Given task: Copy out the entries exactly, from the first line to the last.
==== Information provided
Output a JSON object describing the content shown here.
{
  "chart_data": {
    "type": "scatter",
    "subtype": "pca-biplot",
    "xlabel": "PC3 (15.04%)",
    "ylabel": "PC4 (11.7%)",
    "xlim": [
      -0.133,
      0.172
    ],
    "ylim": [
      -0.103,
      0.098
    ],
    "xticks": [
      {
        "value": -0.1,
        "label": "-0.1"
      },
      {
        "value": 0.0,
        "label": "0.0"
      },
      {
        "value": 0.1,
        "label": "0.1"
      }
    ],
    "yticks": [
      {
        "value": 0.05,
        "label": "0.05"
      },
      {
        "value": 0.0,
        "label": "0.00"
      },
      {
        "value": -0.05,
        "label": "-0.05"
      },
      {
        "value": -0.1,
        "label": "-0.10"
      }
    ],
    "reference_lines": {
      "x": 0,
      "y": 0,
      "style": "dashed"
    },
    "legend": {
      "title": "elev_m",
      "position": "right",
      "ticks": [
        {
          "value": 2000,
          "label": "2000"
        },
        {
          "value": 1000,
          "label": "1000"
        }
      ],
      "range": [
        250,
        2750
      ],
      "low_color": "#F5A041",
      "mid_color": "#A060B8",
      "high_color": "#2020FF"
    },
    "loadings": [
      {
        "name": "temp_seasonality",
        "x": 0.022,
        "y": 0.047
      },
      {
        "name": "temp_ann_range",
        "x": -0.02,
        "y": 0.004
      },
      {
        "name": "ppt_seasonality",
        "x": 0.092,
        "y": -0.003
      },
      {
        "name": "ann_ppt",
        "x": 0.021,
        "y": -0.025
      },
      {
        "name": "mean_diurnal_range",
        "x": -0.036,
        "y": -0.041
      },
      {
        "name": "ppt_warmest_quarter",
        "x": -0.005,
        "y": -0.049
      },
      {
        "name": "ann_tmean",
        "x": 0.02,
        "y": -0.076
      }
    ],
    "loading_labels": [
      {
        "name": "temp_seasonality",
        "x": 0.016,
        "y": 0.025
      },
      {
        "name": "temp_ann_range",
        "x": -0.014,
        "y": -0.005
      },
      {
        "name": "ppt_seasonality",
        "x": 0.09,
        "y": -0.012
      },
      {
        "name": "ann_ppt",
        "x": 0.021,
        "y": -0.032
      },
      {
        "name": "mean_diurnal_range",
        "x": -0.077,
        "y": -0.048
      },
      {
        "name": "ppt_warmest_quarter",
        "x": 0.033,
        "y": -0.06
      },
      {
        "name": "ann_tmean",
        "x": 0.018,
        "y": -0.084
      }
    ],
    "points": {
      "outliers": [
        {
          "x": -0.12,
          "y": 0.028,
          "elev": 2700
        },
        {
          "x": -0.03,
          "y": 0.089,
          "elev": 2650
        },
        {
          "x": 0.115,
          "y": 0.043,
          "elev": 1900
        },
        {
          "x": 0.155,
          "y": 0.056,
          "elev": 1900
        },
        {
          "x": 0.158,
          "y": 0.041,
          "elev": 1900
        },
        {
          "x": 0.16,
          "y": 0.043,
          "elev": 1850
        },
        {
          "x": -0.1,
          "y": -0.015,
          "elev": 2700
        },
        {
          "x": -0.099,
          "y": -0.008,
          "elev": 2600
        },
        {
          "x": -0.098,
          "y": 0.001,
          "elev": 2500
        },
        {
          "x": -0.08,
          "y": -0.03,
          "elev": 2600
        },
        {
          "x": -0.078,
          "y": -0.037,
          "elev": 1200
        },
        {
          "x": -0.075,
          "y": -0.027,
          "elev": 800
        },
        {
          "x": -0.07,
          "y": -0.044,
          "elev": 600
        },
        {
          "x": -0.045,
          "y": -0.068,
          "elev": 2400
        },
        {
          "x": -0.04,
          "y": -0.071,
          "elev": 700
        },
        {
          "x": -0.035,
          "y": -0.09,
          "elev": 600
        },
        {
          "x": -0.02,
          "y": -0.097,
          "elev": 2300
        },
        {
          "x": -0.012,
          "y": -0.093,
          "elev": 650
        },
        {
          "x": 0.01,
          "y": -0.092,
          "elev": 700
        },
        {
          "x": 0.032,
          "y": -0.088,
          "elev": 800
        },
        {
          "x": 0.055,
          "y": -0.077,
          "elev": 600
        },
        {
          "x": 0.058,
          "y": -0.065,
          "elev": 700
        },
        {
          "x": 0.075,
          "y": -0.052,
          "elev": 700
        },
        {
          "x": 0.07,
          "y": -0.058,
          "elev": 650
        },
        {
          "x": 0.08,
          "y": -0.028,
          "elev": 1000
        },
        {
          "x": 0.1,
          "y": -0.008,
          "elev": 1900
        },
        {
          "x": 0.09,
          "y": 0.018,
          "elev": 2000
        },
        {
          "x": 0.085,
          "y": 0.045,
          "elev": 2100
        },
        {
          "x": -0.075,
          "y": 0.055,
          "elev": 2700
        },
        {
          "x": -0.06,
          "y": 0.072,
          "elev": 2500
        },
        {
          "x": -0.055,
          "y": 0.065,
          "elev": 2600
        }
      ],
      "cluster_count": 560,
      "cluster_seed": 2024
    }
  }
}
========
Reply:
Output a JSON object describing the content shown here.
{
  "chart_data": {
    "type": "scatter",
    "subtype": "pca-biplot",
    "xlabel": "PC3 (15.04%)",
    "ylabel": "PC4 (11.7%)",
    "xlim": [
      -0.133,
      0.172
    ],
    "ylim": [
      -0.103,
      0.098
    ],
    "xticks": [
      {
        "value": -0.1,
        "label": "-0.1"
      },
      {
        "value": 0.0,
        "label": "0.0"
      },
      {
        "value": 0.1,
        "label": "0.1"
      }
    ],
    "yticks": [
      {
        "value": 0.05,
        "label": "0.05"
      },
      {
        "value": 0.0,
        "label": "0.00"
      },
      {
        "value": -0.05,
        "label": "-0.05"
      },
      {
        "value": -0.1,
        "label": "-0.10"
      }
    ],
    "reference_lines": {
      "x": 0,
      "y": 0,
      "style": "dashed"
    },
    "legend": {
      "title": "elev_m",
      "position": "right",
      "ticks": [
        {
          "value": 2000,
          "label": "2000"
        },
        {
          "value": 1000,
          "label": "1000"
        }
      ],
      "range": [
        250,
        2750
      ],
      "low_color": "#F5A041",
      "mid_color": "#A060B8",
      "high_color": "#2020FF"
    },
    "loadings": [
      {
        "name": "temp_seasonality",
        "x": 0.022,
        "y": 0.047
      },
      {
        "name": "temp_ann_range",
        "x": -0.02,
        "y": 0.004
      },
      {
        "name": "ppt_seasonality",
        "x": 0.092,
        "y": -0.003
      },
      {
        "name": "ann_ppt",
        "x": 0.021,
        "y": -0.025
      },
      {
        "name": "mean_diurnal_range",
        "x": -0.036,
        "y": -0.041
      },
      {
        "name": "ppt_warmest_quarter",
        "x": -0.005,
        "y": -0.049
      },
      {
        "name": "ann_tmean",
        "x": 0.02,
        "y": -0.076
      }
    ],
    "loading_labels": [
      {
        "name": "temp_seasonality",
        "x": 0.016,
        "y": 0.025
      },
      {
        "name": "temp_ann_range",
        "x": -0.014,
        "y": -0.005
      },
      {
        "name": "ppt_seasonality",
        "x": 0.09,
        "y": -0.012
      },
      {
        "name": "ann_ppt",
        "x": 0.021,
        "y": -0.032
      },
      {
        "name": "mean_diurnal_range",
        "x": -0.077,
        "y": -0.048
      },
      {
        "name": "ppt_warmest_quarter",
        "x": 0.033,
        "y": -0.06
      },
      {
        "name": "ann_tmean",
        "x": 0.018,
        "y": -0.084
      }
    ],
    "points": {
      "outliers": [
        {
          "x": -0.12,
          "y": 0.028,
          "elev": 2700
        },
        {
          "x": -0.03,
          "y": 0.089,
          "elev": 2650
        },
        {
          "x": 0.115,
          "y": 0.043,
          "elev": 1900
        },
        {
          "x": 0.155,
          "y": 0.056,
          "elev": 1900
        },
        {
          "x": 0.158,
          "y": 0.041,
          "elev": 1900
        },
        {
          "x": 0.16,
          "y": 0.043,
          "elev": 1850
        },
        {
          "x": -0.1,
          "y": -0.015,
          "elev": 2700
        },
        {
          "x": -0.099,
          "y": -0.008,
          "elev": 2600
        },
        {
          "x": -0.098,
          "y": 0.001,
          "elev": 2500
        },
        {
          "x": -0.08,
          "y": -0.03,
          "elev": 2600
        },
        {
          "x": -0.078,
          "y": -0.037,
          "elev": 1200
        },
        {
          "x": -0.075,
          "y": -0.027,
          "elev": 800
        },
        {
          "x": -0.07,
          "y": -0.044,
          "elev": 600
        },
        {
          "x": -0.045,
          "y": -0.068,
          "elev": 2400
        },
        {
          "x": -0.04,
          "y": -0.071,
          "elev": 700
        },
        {
          "x": -0.035,
          "y": -0.09,
          "elev": 600
        },
        {
          "x": -0.02,
          "y": -0.097,
          "elev": 2300
        },
        {
          "x": -0.012,
          "y": -0.093,
          "elev": 650
        },
        {
          "x": 0.01,
          "y": -0.092,
          "elev": 700
        },
        {
          "x": 0.032,
          "y": -0.088,
          "elev": 800
        },
        {
          "x": 0.055,
          "y": -0.077,
          "elev": 600
        },
        {
          "x": 0.058,
          "y": -0.065,
          "elev": 700
        },
        {
          "x": 0.075,
          "y": -0.052,
          "elev": 700
        },
        {
          "x": 0.07,
          "y": -0.058,
          "elev": 650
        },
        {
          "x": 0.08,
          "y": -0.028,
          "elev": 1000
        },
        {
          "x": 0.1,
          "y": -0.008,
          "elev": 1900
        },
        {
          "x": 0.09,
          "y": 0.018,
          "elev": 2000
        },
        {
          "x": 0.085,
          "y": 0.045,
          "elev": 2100
        },
        {
          "x": -0.075,
          "y": 0.055,
          "elev": 2700
        },
        {
          "x": -0.06,
          "y": 0.072,
          "elev": 2500
        },
        {
          "x": -0.055,
          "y": 0.065,
          "elev": 2600
        }
      ],
      "cluster_count": 560,
      "cluster_seed": 2024
    }
  }
}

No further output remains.